▶ **Exercise prompt**
Pick out each line in the records that contains the string "roads" and copy those lines out in full. Case matters.
-- Begin Provided records --
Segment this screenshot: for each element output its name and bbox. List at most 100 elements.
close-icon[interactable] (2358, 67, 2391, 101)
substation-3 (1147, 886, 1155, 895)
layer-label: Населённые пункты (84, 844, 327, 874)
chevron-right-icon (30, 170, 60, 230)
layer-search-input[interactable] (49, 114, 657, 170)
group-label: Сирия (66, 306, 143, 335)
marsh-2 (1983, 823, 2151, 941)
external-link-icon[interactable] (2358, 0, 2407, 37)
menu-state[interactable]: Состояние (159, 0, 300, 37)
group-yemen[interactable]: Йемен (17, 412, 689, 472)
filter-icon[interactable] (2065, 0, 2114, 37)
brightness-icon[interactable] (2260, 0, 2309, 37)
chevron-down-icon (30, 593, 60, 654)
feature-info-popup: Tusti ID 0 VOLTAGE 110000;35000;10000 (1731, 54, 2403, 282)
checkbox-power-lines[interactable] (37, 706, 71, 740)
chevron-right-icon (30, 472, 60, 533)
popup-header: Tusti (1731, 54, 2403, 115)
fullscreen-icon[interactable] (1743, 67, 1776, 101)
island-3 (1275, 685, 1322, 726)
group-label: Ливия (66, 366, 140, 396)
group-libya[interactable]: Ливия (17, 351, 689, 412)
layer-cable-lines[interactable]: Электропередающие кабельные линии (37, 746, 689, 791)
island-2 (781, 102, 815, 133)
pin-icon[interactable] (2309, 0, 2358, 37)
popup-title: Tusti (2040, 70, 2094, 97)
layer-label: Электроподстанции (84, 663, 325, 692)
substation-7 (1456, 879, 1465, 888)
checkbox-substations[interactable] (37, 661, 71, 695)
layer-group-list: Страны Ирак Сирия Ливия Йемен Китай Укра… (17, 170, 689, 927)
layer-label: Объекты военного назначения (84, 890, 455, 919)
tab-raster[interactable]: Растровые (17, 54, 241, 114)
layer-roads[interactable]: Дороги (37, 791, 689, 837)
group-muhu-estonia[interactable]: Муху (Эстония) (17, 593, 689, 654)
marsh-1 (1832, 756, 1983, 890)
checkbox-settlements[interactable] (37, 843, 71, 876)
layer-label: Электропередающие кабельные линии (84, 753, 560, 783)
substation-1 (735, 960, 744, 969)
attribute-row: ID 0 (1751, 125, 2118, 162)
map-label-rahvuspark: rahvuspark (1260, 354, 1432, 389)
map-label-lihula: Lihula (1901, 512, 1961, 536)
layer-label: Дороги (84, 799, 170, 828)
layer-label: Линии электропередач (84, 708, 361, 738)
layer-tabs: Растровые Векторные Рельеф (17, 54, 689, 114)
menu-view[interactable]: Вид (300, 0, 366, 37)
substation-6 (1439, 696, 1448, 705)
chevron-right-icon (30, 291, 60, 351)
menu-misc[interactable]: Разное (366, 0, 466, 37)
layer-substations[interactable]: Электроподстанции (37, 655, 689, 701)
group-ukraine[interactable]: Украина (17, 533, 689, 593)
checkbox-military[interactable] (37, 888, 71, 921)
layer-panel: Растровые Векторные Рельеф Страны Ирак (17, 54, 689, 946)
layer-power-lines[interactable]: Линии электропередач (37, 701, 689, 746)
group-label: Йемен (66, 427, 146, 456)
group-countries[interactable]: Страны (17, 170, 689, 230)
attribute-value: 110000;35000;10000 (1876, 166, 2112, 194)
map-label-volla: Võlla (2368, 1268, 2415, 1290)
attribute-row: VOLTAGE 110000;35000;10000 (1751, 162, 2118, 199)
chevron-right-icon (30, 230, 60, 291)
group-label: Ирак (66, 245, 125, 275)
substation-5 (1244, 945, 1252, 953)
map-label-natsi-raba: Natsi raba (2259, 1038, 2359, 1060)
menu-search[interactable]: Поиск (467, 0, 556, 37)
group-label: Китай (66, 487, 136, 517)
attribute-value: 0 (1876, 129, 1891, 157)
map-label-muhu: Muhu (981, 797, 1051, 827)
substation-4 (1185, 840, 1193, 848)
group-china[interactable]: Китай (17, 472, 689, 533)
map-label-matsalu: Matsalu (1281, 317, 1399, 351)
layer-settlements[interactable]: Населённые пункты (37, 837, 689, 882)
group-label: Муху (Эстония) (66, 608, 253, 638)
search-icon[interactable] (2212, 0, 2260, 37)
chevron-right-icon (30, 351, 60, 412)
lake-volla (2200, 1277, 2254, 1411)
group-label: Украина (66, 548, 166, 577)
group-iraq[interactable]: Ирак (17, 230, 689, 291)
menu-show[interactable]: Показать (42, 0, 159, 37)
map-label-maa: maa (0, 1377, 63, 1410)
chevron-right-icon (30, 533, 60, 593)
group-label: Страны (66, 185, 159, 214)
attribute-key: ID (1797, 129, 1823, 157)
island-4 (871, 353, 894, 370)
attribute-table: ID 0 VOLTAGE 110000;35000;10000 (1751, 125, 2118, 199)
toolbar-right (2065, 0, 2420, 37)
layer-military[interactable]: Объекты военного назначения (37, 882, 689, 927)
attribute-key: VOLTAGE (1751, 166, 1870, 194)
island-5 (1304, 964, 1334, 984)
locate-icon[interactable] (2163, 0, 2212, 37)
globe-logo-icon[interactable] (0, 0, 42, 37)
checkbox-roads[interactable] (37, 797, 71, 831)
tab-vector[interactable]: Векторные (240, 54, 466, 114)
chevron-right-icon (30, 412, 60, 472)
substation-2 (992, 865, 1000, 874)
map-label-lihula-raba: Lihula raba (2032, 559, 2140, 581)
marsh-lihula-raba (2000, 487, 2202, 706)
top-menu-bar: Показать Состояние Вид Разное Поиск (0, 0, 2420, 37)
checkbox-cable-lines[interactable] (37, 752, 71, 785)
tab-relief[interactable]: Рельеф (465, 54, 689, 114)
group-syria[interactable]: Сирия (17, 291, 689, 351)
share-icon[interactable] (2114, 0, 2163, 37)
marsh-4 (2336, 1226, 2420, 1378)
-- End Provided records --
▶ **Correct result**
layer-roads[interactable]: Дороги (37, 791, 689, 837)
checkbox-roads[interactable] (37, 797, 71, 831)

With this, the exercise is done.